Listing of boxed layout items
—————
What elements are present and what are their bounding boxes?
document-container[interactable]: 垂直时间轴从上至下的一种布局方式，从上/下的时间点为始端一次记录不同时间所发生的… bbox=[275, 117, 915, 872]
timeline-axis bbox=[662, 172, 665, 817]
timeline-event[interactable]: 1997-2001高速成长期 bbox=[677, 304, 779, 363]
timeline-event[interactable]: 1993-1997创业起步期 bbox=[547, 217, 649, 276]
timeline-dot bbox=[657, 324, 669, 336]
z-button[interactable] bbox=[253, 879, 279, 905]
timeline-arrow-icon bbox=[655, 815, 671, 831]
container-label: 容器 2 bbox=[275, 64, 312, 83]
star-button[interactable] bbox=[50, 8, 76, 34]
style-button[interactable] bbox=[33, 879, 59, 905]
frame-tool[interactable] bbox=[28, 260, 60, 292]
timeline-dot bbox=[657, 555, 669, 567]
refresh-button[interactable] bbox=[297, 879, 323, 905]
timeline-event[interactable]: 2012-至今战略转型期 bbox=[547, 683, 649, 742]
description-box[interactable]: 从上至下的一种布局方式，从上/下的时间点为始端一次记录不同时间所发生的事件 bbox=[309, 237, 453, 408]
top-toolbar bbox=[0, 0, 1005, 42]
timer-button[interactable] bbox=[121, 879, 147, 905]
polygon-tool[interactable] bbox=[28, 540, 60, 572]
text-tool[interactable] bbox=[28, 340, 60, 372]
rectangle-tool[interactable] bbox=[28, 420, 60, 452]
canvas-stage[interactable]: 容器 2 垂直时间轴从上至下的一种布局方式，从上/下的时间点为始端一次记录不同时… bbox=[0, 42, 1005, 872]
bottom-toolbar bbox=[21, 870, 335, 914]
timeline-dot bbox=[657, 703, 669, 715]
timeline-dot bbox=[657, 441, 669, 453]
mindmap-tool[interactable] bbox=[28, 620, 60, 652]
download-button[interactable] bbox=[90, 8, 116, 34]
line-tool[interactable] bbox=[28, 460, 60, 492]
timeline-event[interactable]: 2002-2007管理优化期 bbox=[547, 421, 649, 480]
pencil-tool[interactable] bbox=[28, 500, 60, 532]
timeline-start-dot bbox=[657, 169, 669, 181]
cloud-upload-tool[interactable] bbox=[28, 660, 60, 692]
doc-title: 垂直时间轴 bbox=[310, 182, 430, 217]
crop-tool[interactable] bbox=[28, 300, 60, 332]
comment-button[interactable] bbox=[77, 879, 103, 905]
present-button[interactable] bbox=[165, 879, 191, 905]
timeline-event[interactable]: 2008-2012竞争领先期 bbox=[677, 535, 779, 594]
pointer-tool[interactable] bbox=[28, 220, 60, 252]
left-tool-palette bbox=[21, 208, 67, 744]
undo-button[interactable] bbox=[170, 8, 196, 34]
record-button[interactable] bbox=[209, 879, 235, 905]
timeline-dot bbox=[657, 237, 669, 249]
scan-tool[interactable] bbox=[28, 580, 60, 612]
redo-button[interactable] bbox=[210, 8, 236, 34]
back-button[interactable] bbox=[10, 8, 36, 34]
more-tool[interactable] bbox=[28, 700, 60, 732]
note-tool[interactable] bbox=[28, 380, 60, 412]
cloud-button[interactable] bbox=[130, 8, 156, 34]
—————
◆ **THE TASK**:
Filter the listing above, keeping every line that contains the string "垂直时间轴从上至下的一种布局方式", and copy each such line in full.

◆ **SOLVED PROBLEM**:
document-container[interactable]: 垂直时间轴从上至下的一种布局方式，从上/下的时间点为始端一次记录不同时间所发生的… bbox=[275, 117, 915, 872]
canvas-stage[interactable]: 容器 2 垂直时间轴从上至下的一种布局方式，从上/下的时间点为始端一次记录不同时… bbox=[0, 42, 1005, 872]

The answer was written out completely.